** START Records supplied **

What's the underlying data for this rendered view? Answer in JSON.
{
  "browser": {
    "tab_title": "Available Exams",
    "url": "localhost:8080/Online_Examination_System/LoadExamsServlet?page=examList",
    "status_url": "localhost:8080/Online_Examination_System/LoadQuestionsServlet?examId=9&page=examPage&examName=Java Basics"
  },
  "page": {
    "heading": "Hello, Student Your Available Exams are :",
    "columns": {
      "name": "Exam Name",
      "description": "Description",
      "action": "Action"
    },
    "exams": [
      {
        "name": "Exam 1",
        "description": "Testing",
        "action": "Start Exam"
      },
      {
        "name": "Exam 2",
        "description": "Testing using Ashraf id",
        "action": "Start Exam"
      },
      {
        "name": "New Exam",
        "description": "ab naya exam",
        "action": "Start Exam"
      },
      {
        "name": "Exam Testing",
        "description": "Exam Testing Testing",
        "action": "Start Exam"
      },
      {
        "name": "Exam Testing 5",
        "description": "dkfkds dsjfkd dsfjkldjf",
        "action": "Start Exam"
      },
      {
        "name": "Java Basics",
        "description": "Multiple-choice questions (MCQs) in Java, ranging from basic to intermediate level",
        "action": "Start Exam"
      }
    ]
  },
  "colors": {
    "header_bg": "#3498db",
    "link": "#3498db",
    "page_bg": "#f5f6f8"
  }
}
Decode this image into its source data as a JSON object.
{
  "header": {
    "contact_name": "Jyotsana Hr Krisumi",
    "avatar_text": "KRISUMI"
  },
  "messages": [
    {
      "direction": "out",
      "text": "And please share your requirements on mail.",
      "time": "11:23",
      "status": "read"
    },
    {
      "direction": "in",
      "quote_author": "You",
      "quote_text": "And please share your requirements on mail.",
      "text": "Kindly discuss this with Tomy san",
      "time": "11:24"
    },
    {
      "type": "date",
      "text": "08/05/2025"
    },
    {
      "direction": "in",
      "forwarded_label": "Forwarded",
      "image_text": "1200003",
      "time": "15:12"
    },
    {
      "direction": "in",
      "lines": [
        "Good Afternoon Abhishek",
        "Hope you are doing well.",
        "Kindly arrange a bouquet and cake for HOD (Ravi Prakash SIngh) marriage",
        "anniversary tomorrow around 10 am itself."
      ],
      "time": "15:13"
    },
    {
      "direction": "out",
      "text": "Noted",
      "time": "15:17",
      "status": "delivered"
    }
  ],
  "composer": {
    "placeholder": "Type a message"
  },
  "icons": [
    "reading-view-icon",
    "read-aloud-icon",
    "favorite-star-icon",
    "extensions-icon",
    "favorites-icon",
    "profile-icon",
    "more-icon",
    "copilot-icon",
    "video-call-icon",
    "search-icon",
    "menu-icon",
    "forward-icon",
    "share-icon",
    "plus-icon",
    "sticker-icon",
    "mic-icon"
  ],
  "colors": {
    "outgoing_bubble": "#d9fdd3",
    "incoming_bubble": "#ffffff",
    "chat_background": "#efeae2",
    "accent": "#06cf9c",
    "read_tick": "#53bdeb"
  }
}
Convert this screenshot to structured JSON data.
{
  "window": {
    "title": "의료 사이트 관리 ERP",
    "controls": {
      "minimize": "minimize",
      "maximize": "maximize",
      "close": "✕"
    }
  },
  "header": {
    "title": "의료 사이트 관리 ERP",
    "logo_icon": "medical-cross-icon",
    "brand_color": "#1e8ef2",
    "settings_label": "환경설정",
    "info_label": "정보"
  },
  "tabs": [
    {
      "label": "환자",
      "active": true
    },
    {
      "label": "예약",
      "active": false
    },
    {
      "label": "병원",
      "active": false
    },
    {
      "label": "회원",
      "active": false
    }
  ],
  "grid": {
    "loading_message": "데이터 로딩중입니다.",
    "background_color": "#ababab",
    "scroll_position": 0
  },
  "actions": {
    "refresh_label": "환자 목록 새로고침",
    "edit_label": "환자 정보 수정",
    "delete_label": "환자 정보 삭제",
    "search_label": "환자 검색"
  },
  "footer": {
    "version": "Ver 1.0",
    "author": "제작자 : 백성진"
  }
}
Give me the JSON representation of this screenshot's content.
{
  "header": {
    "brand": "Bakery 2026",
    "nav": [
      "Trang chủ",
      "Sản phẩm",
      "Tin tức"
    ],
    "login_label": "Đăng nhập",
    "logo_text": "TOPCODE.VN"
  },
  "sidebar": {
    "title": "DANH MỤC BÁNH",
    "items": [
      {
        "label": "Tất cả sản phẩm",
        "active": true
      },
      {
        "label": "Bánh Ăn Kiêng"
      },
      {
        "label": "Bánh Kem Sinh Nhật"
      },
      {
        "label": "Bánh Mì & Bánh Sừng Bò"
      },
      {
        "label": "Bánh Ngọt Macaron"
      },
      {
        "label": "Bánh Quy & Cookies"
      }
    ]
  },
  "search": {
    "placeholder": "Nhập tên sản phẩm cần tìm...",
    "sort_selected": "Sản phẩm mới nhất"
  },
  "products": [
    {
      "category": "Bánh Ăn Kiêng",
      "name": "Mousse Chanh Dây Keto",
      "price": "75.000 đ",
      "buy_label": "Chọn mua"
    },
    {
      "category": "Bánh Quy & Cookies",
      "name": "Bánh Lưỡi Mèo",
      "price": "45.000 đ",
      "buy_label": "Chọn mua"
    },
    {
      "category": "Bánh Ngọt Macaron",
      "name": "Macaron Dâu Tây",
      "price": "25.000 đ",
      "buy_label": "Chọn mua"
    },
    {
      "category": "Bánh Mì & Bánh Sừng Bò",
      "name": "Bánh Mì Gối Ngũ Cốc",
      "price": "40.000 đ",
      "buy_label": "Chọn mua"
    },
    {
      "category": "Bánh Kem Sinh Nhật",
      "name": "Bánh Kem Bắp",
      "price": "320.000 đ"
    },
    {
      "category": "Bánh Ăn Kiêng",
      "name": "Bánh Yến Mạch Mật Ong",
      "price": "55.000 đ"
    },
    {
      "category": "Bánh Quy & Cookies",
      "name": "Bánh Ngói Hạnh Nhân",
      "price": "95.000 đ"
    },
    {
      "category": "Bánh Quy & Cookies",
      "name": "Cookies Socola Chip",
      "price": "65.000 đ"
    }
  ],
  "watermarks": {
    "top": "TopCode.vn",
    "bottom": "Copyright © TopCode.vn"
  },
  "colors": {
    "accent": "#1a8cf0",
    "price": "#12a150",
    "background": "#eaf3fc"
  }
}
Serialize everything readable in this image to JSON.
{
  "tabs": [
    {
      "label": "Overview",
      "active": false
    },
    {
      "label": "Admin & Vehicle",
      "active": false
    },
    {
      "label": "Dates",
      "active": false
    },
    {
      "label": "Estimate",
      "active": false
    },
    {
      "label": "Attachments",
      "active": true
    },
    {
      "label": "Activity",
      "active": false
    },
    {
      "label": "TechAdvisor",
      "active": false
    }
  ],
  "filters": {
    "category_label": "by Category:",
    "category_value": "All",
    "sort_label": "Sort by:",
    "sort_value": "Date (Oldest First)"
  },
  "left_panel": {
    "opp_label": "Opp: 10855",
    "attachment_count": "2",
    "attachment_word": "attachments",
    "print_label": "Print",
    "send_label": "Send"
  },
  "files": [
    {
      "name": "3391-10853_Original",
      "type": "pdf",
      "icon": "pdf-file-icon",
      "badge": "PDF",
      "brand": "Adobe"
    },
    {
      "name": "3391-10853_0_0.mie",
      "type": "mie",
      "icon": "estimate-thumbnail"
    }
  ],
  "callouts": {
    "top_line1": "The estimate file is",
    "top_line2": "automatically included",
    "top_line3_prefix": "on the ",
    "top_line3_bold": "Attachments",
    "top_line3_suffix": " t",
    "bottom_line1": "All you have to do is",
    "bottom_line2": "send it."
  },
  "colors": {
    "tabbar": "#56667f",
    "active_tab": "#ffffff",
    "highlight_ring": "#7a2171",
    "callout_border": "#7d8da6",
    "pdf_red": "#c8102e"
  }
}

** END Records supplied **

Find the lines above holding the word "share" and show them.

      "text": "And please share your requirements on mail.",
      "quote_text": "And please share your requirements on mail.",
    "share-icon",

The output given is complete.